--- DO THIS ---
Your task is to locate every line holding the string "Content" and to copy each of them.

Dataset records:
· · · ·

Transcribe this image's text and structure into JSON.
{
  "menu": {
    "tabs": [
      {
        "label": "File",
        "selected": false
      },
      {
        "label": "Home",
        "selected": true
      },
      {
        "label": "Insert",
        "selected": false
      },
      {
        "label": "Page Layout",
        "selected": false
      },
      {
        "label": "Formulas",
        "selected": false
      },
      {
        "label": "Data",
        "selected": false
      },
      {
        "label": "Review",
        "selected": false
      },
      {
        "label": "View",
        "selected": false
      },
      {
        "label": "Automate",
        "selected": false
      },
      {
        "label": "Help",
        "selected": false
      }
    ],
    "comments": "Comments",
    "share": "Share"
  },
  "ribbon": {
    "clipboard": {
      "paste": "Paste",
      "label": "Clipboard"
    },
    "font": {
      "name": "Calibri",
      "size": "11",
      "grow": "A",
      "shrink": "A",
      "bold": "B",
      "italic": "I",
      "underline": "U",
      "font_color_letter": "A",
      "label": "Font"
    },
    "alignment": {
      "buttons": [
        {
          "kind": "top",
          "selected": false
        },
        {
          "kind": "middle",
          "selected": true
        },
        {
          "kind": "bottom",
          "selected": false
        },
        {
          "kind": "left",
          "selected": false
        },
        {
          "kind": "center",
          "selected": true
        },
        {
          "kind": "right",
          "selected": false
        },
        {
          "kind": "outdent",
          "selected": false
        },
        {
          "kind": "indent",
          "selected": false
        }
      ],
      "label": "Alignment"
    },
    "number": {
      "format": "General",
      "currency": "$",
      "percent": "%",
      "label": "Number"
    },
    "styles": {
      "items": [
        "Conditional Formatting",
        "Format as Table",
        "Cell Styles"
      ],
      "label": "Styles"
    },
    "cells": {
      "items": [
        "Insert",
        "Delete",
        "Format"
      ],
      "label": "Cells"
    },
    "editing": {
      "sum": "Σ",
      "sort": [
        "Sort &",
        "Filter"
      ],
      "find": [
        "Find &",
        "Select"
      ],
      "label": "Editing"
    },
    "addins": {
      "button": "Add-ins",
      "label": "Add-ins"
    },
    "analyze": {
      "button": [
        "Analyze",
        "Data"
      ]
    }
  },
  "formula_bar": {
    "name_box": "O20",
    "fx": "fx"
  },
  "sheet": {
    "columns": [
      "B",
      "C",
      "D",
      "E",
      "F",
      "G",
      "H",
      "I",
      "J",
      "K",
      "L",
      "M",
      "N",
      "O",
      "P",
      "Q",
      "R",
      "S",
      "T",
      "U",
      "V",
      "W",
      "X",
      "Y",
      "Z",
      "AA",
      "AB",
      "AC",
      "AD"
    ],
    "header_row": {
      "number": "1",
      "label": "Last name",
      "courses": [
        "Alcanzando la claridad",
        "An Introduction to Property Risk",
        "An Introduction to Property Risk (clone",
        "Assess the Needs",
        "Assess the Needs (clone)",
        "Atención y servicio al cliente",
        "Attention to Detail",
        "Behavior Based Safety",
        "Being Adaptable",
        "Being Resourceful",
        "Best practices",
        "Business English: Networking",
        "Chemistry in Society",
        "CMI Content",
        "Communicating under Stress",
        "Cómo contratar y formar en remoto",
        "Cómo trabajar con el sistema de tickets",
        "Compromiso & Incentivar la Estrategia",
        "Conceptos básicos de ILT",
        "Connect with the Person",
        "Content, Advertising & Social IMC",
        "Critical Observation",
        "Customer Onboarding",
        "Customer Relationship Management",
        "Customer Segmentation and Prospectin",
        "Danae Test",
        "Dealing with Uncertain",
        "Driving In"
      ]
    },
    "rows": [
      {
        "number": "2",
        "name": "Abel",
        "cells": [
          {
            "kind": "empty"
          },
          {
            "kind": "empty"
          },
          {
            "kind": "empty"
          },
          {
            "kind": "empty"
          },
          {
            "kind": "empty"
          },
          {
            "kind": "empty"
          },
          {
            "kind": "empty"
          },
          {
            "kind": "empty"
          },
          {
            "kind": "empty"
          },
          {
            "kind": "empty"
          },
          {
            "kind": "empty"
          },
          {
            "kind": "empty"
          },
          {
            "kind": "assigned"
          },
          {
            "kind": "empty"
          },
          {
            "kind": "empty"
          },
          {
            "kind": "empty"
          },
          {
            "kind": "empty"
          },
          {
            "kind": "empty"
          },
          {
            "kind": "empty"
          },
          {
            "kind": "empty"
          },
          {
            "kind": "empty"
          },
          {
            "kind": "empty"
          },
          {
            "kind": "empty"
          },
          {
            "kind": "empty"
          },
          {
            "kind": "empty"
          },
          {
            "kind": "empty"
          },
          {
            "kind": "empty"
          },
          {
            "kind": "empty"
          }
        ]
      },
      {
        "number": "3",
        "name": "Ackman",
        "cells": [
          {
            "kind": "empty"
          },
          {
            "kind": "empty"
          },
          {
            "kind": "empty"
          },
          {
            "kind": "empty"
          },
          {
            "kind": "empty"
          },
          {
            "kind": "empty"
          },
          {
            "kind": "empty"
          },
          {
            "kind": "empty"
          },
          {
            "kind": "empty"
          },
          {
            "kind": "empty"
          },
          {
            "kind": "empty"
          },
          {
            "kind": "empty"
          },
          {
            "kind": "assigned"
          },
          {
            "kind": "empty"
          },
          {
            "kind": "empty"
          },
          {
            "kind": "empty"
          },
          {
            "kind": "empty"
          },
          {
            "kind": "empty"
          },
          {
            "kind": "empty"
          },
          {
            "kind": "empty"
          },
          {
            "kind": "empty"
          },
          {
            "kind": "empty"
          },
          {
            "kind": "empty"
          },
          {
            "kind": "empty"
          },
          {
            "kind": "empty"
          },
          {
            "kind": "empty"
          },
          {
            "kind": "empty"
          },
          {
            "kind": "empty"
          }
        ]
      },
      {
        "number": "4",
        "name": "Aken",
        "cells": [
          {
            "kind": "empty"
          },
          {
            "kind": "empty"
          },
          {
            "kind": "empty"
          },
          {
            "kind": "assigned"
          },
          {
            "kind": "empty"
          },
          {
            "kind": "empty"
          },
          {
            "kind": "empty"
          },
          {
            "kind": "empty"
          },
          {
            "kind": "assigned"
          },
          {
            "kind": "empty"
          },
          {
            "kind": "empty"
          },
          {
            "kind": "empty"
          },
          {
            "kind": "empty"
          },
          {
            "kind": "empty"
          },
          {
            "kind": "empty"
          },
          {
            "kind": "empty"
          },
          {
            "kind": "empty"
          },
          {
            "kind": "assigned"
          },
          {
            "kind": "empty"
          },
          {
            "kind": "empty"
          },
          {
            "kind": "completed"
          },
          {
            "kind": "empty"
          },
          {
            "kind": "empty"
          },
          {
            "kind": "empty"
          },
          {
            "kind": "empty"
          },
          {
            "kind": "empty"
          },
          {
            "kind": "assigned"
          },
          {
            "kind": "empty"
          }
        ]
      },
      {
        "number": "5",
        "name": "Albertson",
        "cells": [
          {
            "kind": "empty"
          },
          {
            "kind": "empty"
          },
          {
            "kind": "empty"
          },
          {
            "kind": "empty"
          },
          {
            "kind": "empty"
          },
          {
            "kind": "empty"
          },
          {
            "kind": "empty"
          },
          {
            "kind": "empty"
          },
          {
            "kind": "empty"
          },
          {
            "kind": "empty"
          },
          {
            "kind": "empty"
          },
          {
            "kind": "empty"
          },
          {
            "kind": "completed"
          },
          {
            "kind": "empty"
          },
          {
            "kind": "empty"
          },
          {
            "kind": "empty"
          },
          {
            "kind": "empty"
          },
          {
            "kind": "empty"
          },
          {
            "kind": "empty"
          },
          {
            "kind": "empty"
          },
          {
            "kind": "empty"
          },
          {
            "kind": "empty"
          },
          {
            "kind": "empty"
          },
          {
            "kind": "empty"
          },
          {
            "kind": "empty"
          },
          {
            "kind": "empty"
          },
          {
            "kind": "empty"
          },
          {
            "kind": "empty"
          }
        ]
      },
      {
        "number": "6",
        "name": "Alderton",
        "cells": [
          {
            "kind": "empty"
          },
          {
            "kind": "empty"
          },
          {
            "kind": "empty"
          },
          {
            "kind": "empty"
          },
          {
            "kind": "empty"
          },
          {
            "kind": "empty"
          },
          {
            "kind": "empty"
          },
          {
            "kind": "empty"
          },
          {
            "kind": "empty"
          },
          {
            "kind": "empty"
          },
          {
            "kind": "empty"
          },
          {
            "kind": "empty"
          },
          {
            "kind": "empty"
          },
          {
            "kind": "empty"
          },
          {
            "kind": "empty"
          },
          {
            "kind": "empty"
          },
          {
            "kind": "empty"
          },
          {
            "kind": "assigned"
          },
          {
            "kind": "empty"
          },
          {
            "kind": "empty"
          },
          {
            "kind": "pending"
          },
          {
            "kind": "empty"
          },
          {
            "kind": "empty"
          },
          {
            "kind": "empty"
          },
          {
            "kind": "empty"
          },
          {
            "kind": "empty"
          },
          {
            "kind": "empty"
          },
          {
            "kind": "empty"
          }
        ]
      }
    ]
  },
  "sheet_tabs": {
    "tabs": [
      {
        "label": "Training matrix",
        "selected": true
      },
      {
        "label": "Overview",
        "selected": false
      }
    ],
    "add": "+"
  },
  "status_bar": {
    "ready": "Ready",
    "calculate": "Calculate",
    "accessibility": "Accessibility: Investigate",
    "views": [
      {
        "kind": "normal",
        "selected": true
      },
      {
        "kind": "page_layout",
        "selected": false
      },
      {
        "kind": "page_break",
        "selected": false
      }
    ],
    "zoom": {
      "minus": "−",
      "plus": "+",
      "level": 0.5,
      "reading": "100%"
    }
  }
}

· · · ·

--- PROBLEM SOLUTION ---
        "CMI Content",
        "Content, Advertising & Social IMC",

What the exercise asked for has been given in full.